Restate the whole listing word for word. Pictures are left out.
------ INFORMATION SUPPLIED
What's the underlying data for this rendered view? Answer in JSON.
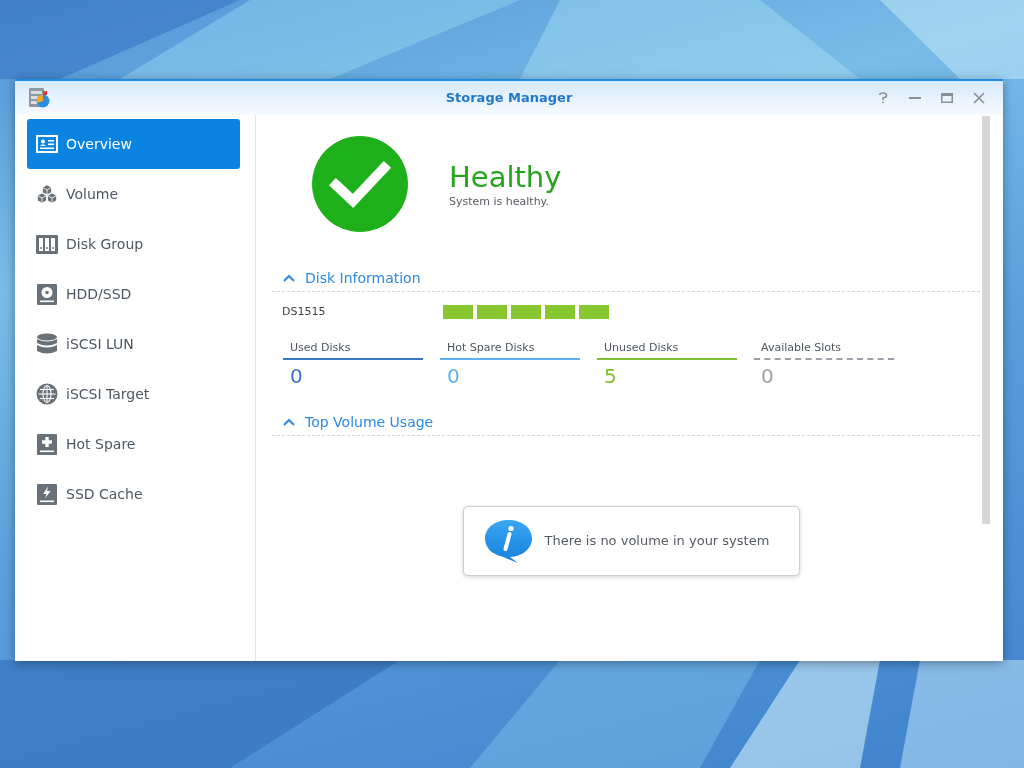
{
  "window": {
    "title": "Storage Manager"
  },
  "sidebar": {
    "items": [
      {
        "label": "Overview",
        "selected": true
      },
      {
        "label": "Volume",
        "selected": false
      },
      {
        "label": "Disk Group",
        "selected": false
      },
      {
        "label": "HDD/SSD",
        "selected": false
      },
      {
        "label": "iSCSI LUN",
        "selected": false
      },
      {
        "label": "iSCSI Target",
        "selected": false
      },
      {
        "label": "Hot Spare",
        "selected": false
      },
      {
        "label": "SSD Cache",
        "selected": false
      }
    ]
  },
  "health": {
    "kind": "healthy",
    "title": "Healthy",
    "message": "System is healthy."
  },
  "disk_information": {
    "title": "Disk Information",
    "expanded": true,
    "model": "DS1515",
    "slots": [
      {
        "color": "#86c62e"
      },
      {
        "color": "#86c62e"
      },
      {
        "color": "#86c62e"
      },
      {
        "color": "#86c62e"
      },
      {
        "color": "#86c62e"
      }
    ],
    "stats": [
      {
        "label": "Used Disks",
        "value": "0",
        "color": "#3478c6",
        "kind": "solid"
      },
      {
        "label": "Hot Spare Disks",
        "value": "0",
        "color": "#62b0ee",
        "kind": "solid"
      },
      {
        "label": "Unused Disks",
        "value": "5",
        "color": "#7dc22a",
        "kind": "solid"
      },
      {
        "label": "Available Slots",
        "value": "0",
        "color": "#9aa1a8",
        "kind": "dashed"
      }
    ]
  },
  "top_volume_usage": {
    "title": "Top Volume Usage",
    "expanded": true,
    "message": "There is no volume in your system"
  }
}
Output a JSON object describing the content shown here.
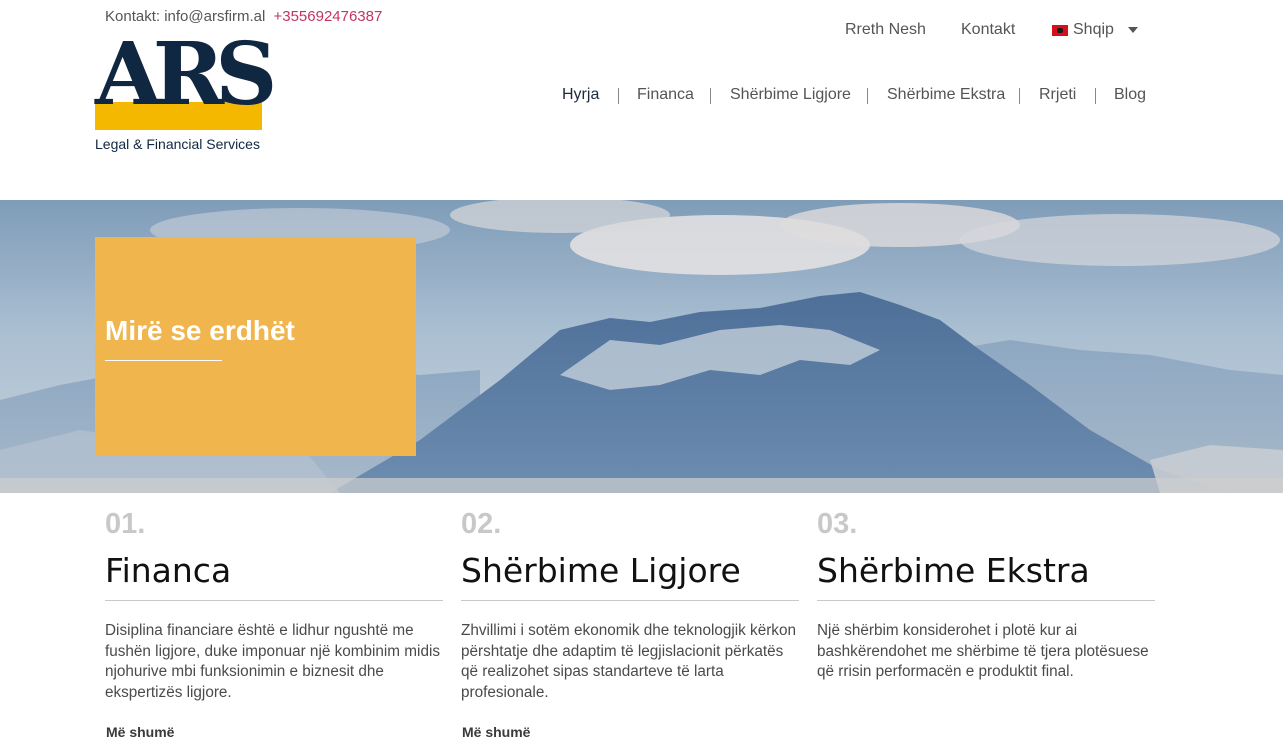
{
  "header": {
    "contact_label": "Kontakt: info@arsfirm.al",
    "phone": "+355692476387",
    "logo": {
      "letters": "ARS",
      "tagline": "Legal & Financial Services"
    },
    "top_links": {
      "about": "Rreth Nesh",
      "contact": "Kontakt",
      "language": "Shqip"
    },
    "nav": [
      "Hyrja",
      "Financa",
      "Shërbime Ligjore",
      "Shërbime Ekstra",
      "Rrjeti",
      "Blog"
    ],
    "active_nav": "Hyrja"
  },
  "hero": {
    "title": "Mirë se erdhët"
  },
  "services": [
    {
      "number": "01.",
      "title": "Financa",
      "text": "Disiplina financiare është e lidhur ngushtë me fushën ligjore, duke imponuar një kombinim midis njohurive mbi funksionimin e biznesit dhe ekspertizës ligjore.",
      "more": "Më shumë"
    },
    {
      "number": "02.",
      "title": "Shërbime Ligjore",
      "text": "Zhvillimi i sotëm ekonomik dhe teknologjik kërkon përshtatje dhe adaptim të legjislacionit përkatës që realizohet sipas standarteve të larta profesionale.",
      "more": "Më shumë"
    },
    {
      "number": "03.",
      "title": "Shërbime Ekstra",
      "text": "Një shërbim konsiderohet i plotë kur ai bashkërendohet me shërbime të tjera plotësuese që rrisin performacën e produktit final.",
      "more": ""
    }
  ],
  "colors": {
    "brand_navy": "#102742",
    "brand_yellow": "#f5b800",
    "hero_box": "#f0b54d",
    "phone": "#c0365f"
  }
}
------------
SOLUTION TO THE PROBLEM:
What's the underlying data for this rendered view? Answer in JSON.
{
  "window": {
    "title": "Storage Manager"
  },
  "sidebar": {
    "items": [
      {
        "label": "Overview",
        "selected": true
      },
      {
        "label": "Volume",
        "selected": false
      },
      {
        "label": "Disk Group",
        "selected": false
      },
      {
        "label": "HDD/SSD",
        "selected": false
      },
      {
        "label": "iSCSI LUN",
        "selected": false
      },
      {
        "label": "iSCSI Target",
        "selected": false
      },
      {
        "label": "Hot Spare",
        "selected": false
      },
      {
        "label": "SSD Cache",
        "selected": false
      }
    ]
  },
  "health": {
    "kind": "healthy",
    "title": "Healthy",
    "message": "System is healthy."
  },
  "disk_information": {
    "title": "Disk Information",
    "expanded": true,
    "model": "DS1515",
    "slots": [
      {
        "color": "#86c62e"
      },
      {
        "color": "#86c62e"
      },
      {
        "color": "#86c62e"
      },
      {
        "color": "#86c62e"
      },
      {
        "color": "#86c62e"
      }
    ],
    "stats": [
      {
        "label": "Used Disks",
        "value": "0",
        "color": "#3478c6",
        "kind": "solid"
      },
      {
        "label": "Hot Spare Disks",
        "value": "0",
        "color": "#62b0ee",
        "kind": "solid"
      },
      {
        "label": "Unused Disks",
        "value": "5",
        "color": "#7dc22a",
        "kind": "solid"
      },
      {
        "label": "Available Slots",
        "value": "0",
        "color": "#9aa1a8",
        "kind": "dashed"
      }
    ]
  },
  "top_volume_usage": {
    "title": "Top Volume Usage",
    "expanded": true,
    "message": "There is no volume in your system"
  }
}
Output a JSON object describing the content shown here.
{
  "header": {
    "contact_label": "Kontakt: info@arsfirm.al",
    "phone": "+355692476387",
    "logo": {
      "letters": "ARS",
      "tagline": "Legal & Financial Services"
    },
    "top_links": {
      "about": "Rreth Nesh",
      "contact": "Kontakt",
      "language": "Shqip"
    },
    "nav": [
      "Hyrja",
      "Financa",
      "Shërbime Ligjore",
      "Shërbime Ekstra",
      "Rrjeti",
      "Blog"
    ],
    "active_nav": "Hyrja"
  },
  "hero": {
    "title": "Mirë se erdhët"
  },
  "services": [
    {
      "number": "01.",
      "title": "Financa",
      "text": "Disiplina financiare është e lidhur ngushtë me fushën ligjore, duke imponuar një kombinim midis njohurive mbi funksionimin e biznesit dhe ekspertizës ligjore.",
      "more": "Më shumë"
    },
    {
      "number": "02.",
      "title": "Shërbime Ligjore",
      "text": "Zhvillimi i sotëm ekonomik dhe teknologjik kërkon përshtatje dhe adaptim të legjislacionit përkatës që realizohet sipas standarteve të larta profesionale.",
      "more": "Më shumë"
    },
    {
      "number": "03.",
      "title": "Shërbime Ekstra",
      "text": "Një shërbim konsiderohet i plotë kur ai bashkërendohet me shërbime të tjera plotësuese që rrisin performacën e produktit final.",
      "more": ""
    }
  ],
  "colors": {
    "brand_navy": "#102742",
    "brand_yellow": "#f5b800",
    "hero_box": "#f0b54d",
    "phone": "#c0365f"
  }
}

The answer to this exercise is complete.